WRITTEN INSTRUCTION
Reproduce the listing below word for word, with no pictures.

┌──

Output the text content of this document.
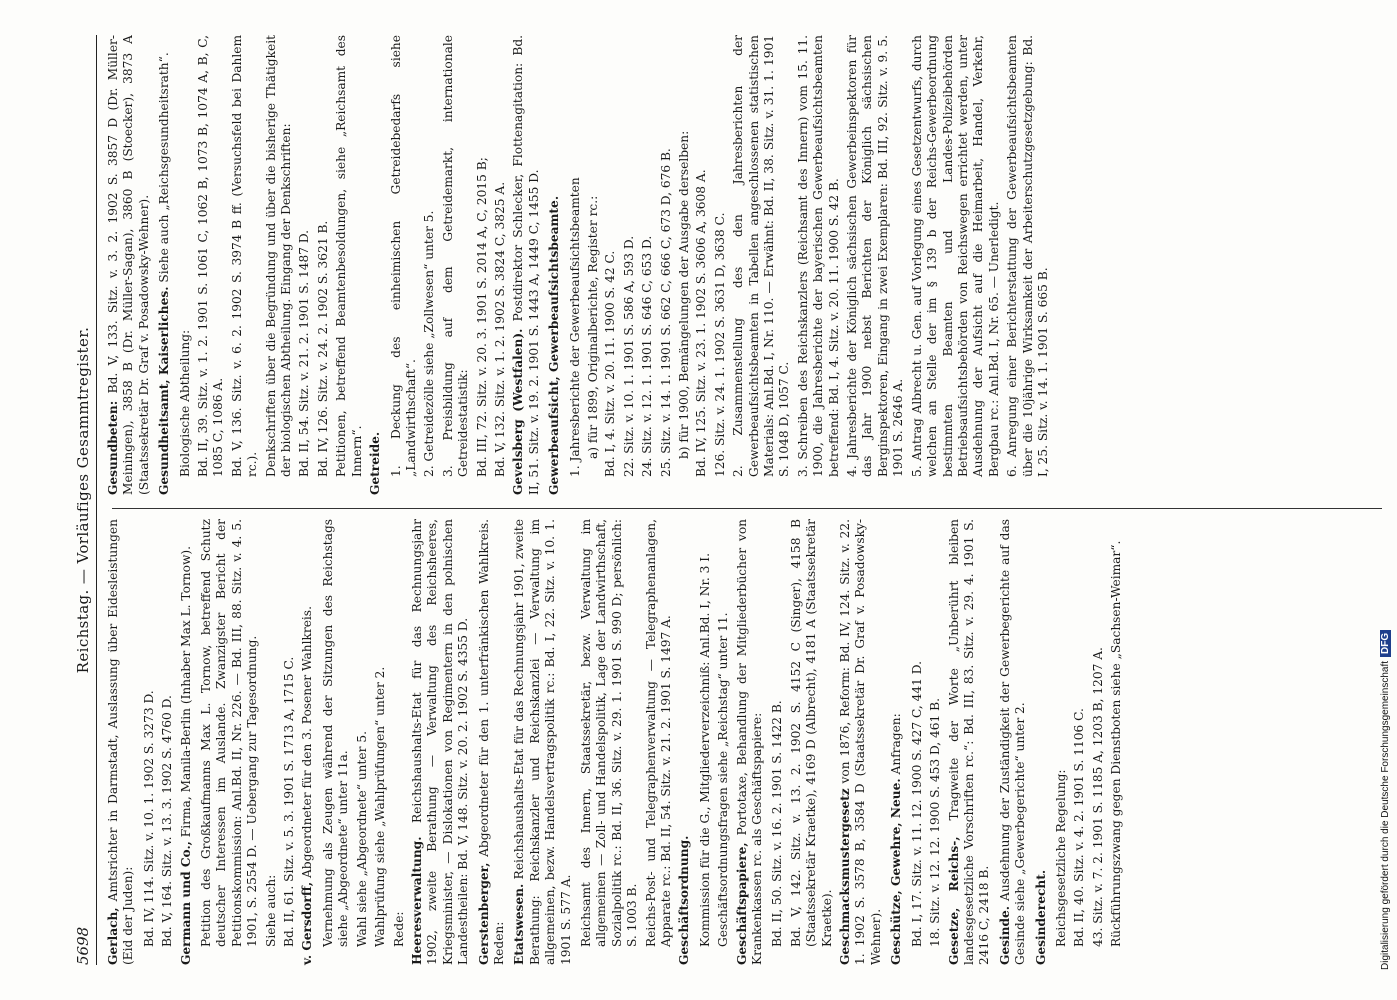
5698
Reichstag. — Vorläufiges Gesammtregister.
Gerlach, Amtsrichter in Darmstadt, Auslassung über Eidesleistungen (Eid der Juden): Bd. IV, 114. Sitz. v. 10. 1. 1902 S. 3273 D. Bd. V, 164. Sitz. v. 13. 3. 1902 S. 4760 D. Germann und Co., Firma, Manila-Berlin (Inhaber Max L. Tornow). Petition des Großkaufmanns Max L. Tornow, betreffend Schutz deutscher Interessen im Auslande. Zwanzigster Bericht der Petitionskommission: Anl.Bd. II, Nr. 226. — Bd. III, 88. Sitz. v. 4. 5. 1901, S. 2554 D. — Uebergang zur Tagesordnung. Siehe auch: Bd. II, 61. Sitz. v. 5. 3. 1901 S. 1713 A, 1715 C. v. Gersdorff, Abgeordneter für den 3. Posener Wahlkreis. Vernehmung als Zeugen während der Sitzungen des Reichstags siehe „Abgeordnete“ unter 11a. Wahl siehe „Abgeordnete“ unter 5. Wahlprüfung siehe „Wahlprüfungen“ unter 2. Rede: Heeresverwaltung. Reichshaushalts-Etat für das Rechnungsjahr 1902, zweite Berathung — Verwaltung des Reichsheeres, Kriegsminister, — Dislokationen von Regimentern in den polnischen Landestheilen: Bd. V, 148. Sitz. v. 20. 2. 1902 S. 4355 D. Gerstenberger, Abgeordneter für den 1. unterfränkischen Wahlkreis. Reden: Etatswesen. Reichshaushalts-Etat für das Rechnungsjahr 1901, zweite Berathung: Reichskanzler und Reichskanzlei — Verwaltung im allgemeinen, bezw. Handelsvertragspolitik rc.: Bd. I, 22. Sitz. v. 10. 1. 1901 S. 577 A. Reichsamt des Innern, Staatssekretär, bezw. Verwaltung im allgemeinen — Zoll- und Handelspolitik, Lage der Landwirthschaft, Sozialpolitik rc.: Bd. II, 36. Sitz. v. 29. 1. 1901 S. 990 D; persönlich: S. 1003 B. Reichs-Post- und Telegraphenverwaltung — Telegraphenanlagen, Apparate rc.: Bd. II, 54. Sitz. v. 21. 2. 1901 S. 1497 A. Geschäftsordnung. Kommission für die G., Mitgliederverzeichniß: Anl.Bd. I, Nr. 3 I. Geschäftsordnungsfragen siehe „Reichstag“ unter 11. Geschäftspapiere, Portotaxe, Behandlung der Mitgliederbücher von Krankenkassen rc. als Geschäftspapiere: Bd. II, 50. Sitz. v. 16. 2. 1901 S. 1422 B. Bd. V, 142. Sitz. v. 13. 2. 1902 S. 4152 C (Singer), 4158 B (Staatssekretär Kraetke), 4169 D (Albrecht), 4181 A (Staatssekretär Kraetke). Geschmacksmustergesetz von 1876, Reform: Bd. IV, 124. Sitz. v. 22. 1. 1902 S. 3578 B, 3584 D (Staatssekretär Dr. Graf v. Posadowsky-Wehner). Geschütze, Gewehre, Neue. Anfragen: Bd. I, 17. Sitz. v. 11. 12. 1900 S. 427 C, 441 D. 18. Sitz. v. 12. 12. 1900 S. 453 D, 461 B. Gesetze, Reichs-, Tragweite der Worte „Unberührt bleiben landesgesetzliche Vorschriften rc.“: Bd. III, 83. Sitz. v. 29. 4. 1901 S. 2416 C, 2418 B. Gesinde. Ausdehnung der Zuständigkeit der Gewerbegerichte auf das Gesinde siehe „Gewerbegerichte“ unter 2. Gesinderecht. Reichsgesetzliche Regelung: Bd. II, 40. Sitz. v. 4. 2. 1901 S. 1106 C. 43. Sitz. v. 7. 2. 1901 S. 1185 A, 1203 B, 1207 A. Rückführungszwang gegen Dienstboten siehe „Sachsen-Weimar“.
Gesundbeten: Bd. V, 133. Sitz. v. 3. 2. 1902 S. 3857 D (Dr. Müller-Meiningen), 3858 B (Dr. Müller-Sagan), 3860 B (Stoecker), 3873 A (Staatssekretär Dr. Graf v. Posadowsky-Wehner). Gesundheitsamt, Kaiserliches. Siehe auch „Reichsgesundheitsrath“.
Biologische Abtheilung: Bd. II, 39. Sitz. v. 1. 2. 1901 S. 1061 C, 1062 B, 1073 B, 1074 A, B, C, 1085 C, 1086 A. Bd. V, 136. Sitz. v. 6. 2. 1902 S. 3974 B ff. (Versuchsfeld bei Dahlem rc.). Denkschriften über die Begründung und über die bisherige Thätigkeit der biologischen Abtheilung. Eingang der Denkschriften: Bd. II, 54. Sitz. v. 21. 2. 1901 S. 1487 D. Bd. IV, 126. Sitz. v. 24. 2. 1902 S. 3621 B. Petitionen, betreffend Beamtenbesoldungen, siehe „Reichsamt des Innern“. Getreide. 1. Deckung des einheimischen Getreidebedarfs siehe „Landwirthschaft“. 2. Getreidezölle siehe „Zollwesen“ unter 5. 3. Preisbildung auf dem Getreidemarkt, internationale Getreidestatistik: Bd. III, 72. Sitz. v. 20. 3. 1901 S. 2014 A, C, 2015 B; Bd. V, 132. Sitz. v. 1. 2. 1902 S. 3824 C, 3825 A. Gevelsberg (Westfalen). Postdirektor Schlecker, Flottenagitation: Bd. II, 51. Sitz. v. 19. 2. 1901 S. 1443 A, 1449 C, 1455 D. Gewerbeaufsicht, Gewerbeaufsichtsbeamte. 1. Jahresberichte der Gewerbeaufsichtsbeamten a) für 1899, Originalberichte, Register rc.: Bd. I, 4. Sitz. v. 20. 11. 1900 S. 42 C. 22. Sitz. v. 10. 1. 1901 S. 586 A, 593 D. 24. Sitz. v. 12. 1. 1901 S. 646 C, 653 D. 25. Sitz. v. 14. 1. 1901 S. 662 C, 666 C, 673 D, 676 B. b) für 1900, Bemängelungen der Ausgabe derselben: Bd. IV, 125. Sitz. v. 23. 1. 1902 S. 3606 A, 3608 A. 126. Sitz. v. 24. 1. 1902 S. 3631 D, 3638 C. 2. Zusammenstellung des den Jahresberichten der Gewerbeaufsichtsbeamten in Tabellen angeschlossenen statistischen Materials: Anl.Bd. I, Nr. 110. — Erwähnt: Bd. II, 38. Sitz. v. 31. 1. 1901 S. 1048 D, 1057 C. 3. Schreiben des Reichskanzlers (Reichsamt des Innern) vom 15. 11. 1900, die Jahresberichte der bayerischen Gewerbeaufsichtsbeamten betreffend: Bd. I, 4. Sitz. v. 20. 11. 1900 S. 42 B. 4. Jahresberichte der Königlich sächsischen Gewerbeinspektoren für das Jahr 1900 nebst Berichten der Königlich sächsischen Berginspektoren, Eingang in zwei Exemplaren: Bd. III, 92. Sitz. v. 9. 5. 1901 S. 2646 A. 5. Antrag Albrecht u. Gen. auf Vorlegung eines Gesetzentwurfs, durch welchen an Stelle der im § 139 b der Reichs-Gewerbeordnung bestimmten Beamten und Landes-Polizeibehörden Betriebsaufsichtsbehörden von Reichswegen errichtet werden, unter Ausdehnung der Aufsicht auf die Heimarbeit, Handel, Verkehr, Bergbau rc.: Anl.Bd. I, Nr. 65. — Unerledigt. 6. Anregung einer Berichterstattung der Gewerbeaufsichtsbeamten über die 10jährige Wirksamkeit der Arbeiterschutzgesetzgebung: Bd. I, 25. Sitz. v. 14. 1. 1901 S. 665 B.
Digitalisierung gefördert durch die Deutsche ForschungsgemeinschaftDFG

└──

SOLVED EXERCISE
Output the text content of this document.
5698
Reichstag. — Vorläufiges Gesammtregister.
Gerlach, Amtsrichter in Darmstadt, Auslassung über Eidesleistungen (Eid der Juden): Bd. IV, 114. Sitz. v. 10. 1. 1902 S. 3273 D. Bd. V, 164. Sitz. v. 13. 3. 1902 S. 4760 D. Germann und Co., Firma, Manila-Berlin (Inhaber Max L. Tornow). Petition des Großkaufmanns Max L. Tornow, betreffend Schutz deutscher Interessen im Auslande. Zwanzigster Bericht der Petitionskommission: Anl.Bd. II, Nr. 226. — Bd. III, 88. Sitz. v. 4. 5. 1901, S. 2554 D. — Uebergang zur Tagesordnung. Siehe auch: Bd. II, 61. Sitz. v. 5. 3. 1901 S. 1713 A, 1715 C. v. Gersdorff, Abgeordneter für den 3. Posener Wahlkreis. Vernehmung als Zeugen während der Sitzungen des Reichstags siehe „Abgeordnete“ unter 11a. Wahl siehe „Abgeordnete“ unter 5. Wahlprüfung siehe „Wahlprüfungen“ unter 2. Rede: Heeresverwaltung. Reichshaushalts-Etat für das Rechnungsjahr 1902, zweite Berathung — Verwaltung des Reichsheeres, Kriegsminister, — Dislokationen von Regimentern in den polnischen Landestheilen: Bd. V, 148. Sitz. v. 20. 2. 1902 S. 4355 D. Gerstenberger, Abgeordneter für den 1. unterfränkischen Wahlkreis. Reden: Etatswesen. Reichshaushalts-Etat für das Rechnungsjahr 1901, zweite Berathung: Reichskanzler und Reichskanzlei — Verwaltung im allgemeinen, bezw. Handelsvertragspolitik rc.: Bd. I, 22. Sitz. v. 10. 1. 1901 S. 577 A. Reichsamt des Innern, Staatssekretär, bezw. Verwaltung im allgemeinen — Zoll- und Handelspolitik, Lage der Landwirthschaft, Sozialpolitik rc.: Bd. II, 36. Sitz. v. 29. 1. 1901 S. 990 D; persönlich: S. 1003 B. Reichs-Post- und Telegraphenverwaltung — Telegraphenanlagen, Apparate rc.: Bd. II, 54. Sitz. v. 21. 2. 1901 S. 1497 A. Geschäftsordnung. Kommission für die G., Mitgliederverzeichniß: Anl.Bd. I, Nr. 3 I. Geschäftsordnungsfragen siehe „Reichstag“ unter 11. Geschäftspapiere, Portotaxe, Behandlung der Mitgliederbücher von Krankenkassen rc. als Geschäftspapiere: Bd. II, 50. Sitz. v. 16. 2. 1901 S. 1422 B. Bd. V, 142. Sitz. v. 13. 2. 1902 S. 4152 C (Singer), 4158 B (Staatssekretär Kraetke), 4169 D (Albrecht), 4181 A (Staatssekretär Kraetke). Geschmacksmustergesetz von 1876, Reform: Bd. IV, 124. Sitz. v. 22. 1. 1902 S. 3578 B, 3584 D (Staatssekretär Dr. Graf v. Posadowsky-Wehner). Geschütze, Gewehre, Neue. Anfragen: Bd. I, 17. Sitz. v. 11. 12. 1900 S. 427 C, 441 D. 18. Sitz. v. 12. 12. 1900 S. 453 D, 461 B. Gesetze, Reichs-, Tragweite der Worte „Unberührt bleiben landesgesetzliche Vorschriften rc.“: Bd. III, 83. Sitz. v. 29. 4. 1901 S. 2416 C, 2418 B. Gesinde. Ausdehnung der Zuständigkeit der Gewerbegerichte auf das Gesinde siehe „Gewerbegerichte“ unter 2. Gesinderecht. Reichsgesetzliche Regelung: Bd. II, 40. Sitz. v. 4. 2. 1901 S. 1106 C. 43. Sitz. v. 7. 2. 1901 S. 1185 A, 1203 B, 1207 A. Rückführungszwang gegen Dienstboten siehe „Sachsen-Weimar“.
Gesundbeten: Bd. V, 133. Sitz. v. 3. 2. 1902 S. 3857 D (Dr. Müller-Meiningen), 3858 B (Dr. Müller-Sagan), 3860 B (Stoecker), 3873 A (Staatssekretär Dr. Graf v. Posadowsky-Wehner). Gesundheitsamt, Kaiserliches. Siehe auch „Reichsgesundheitsrath“.
Biologische Abtheilung: Bd. II, 39. Sitz. v. 1. 2. 1901 S. 1061 C, 1062 B, 1073 B, 1074 A, B, C, 1085 C, 1086 A. Bd. V, 136. Sitz. v. 6. 2. 1902 S. 3974 B ff. (Versuchsfeld bei Dahlem rc.). Denkschriften über die Begründung und über die bisherige Thätigkeit der biologischen Abtheilung. Eingang der Denkschriften: Bd. II, 54. Sitz. v. 21. 2. 1901 S. 1487 D. Bd. IV, 126. Sitz. v. 24. 2. 1902 S. 3621 B. Petitionen, betreffend Beamtenbesoldungen, siehe „Reichsamt des Innern“. Getreide. 1. Deckung des einheimischen Getreidebedarfs siehe „Landwirthschaft“. 2. Getreidezölle siehe „Zollwesen“ unter 5. 3. Preisbildung auf dem Getreidemarkt, internationale Getreidestatistik: Bd. III, 72. Sitz. v. 20. 3. 1901 S. 2014 A, C, 2015 B; Bd. V, 132. Sitz. v. 1. 2. 1902 S. 3824 C, 3825 A. Gevelsberg (Westfalen). Postdirektor Schlecker, Flottenagitation: Bd. II, 51. Sitz. v. 19. 2. 1901 S. 1443 A, 1449 C, 1455 D. Gewerbeaufsicht, Gewerbeaufsichtsbeamte. 1. Jahresberichte der Gewerbeaufsichtsbeamten a) für 1899, Originalberichte, Register rc.: Bd. I, 4. Sitz. v. 20. 11. 1900 S. 42 C. 22. Sitz. v. 10. 1. 1901 S. 586 A, 593 D. 24. Sitz. v. 12. 1. 1901 S. 646 C, 653 D. 25. Sitz. v. 14. 1. 1901 S. 662 C, 666 C, 673 D, 676 B. b) für 1900, Bemängelungen der Ausgabe derselben: Bd. IV, 125. Sitz. v. 23. 1. 1902 S. 3606 A, 3608 A. 126. Sitz. v. 24. 1. 1902 S. 3631 D, 3638 C. 2. Zusammenstellung des den Jahresberichten der Gewerbeaufsichtsbeamten in Tabellen angeschlossenen statistischen Materials: Anl.Bd. I, Nr. 110. — Erwähnt: Bd. II, 38. Sitz. v. 31. 1. 1901 S. 1048 D, 1057 C. 3. Schreiben des Reichskanzlers (Reichsamt des Innern) vom 15. 11. 1900, die Jahresberichte der bayerischen Gewerbeaufsichtsbeamten betreffend: Bd. I, 4. Sitz. v. 20. 11. 1900 S. 42 B. 4. Jahresberichte der Königlich sächsischen Gewerbeinspektoren für das Jahr 1900 nebst Berichten der Königlich sächsischen Berginspektoren, Eingang in zwei Exemplaren: Bd. III, 92. Sitz. v. 9. 5. 1901 S. 2646 A. 5. Antrag Albrecht u. Gen. auf Vorlegung eines Gesetzentwurfs, durch welchen an Stelle der im § 139 b der Reichs-Gewerbeordnung bestimmten Beamten und Landes-Polizeibehörden Betriebsaufsichtsbehörden von Reichswegen errichtet werden, unter Ausdehnung der Aufsicht auf die Heimarbeit, Handel, Verkehr, Bergbau rc.: Anl.Bd. I, Nr. 65. — Unerledigt. 6. Anregung einer Berichterstattung der Gewerbeaufsichtsbeamten über die 10jährige Wirksamkeit der Arbeiterschutzgesetzgebung: Bd. I, 25. Sitz. v. 14. 1. 1901 S. 665 B.
Digitalisierung gefördert durch die Deutsche ForschungsgemeinschaftDFG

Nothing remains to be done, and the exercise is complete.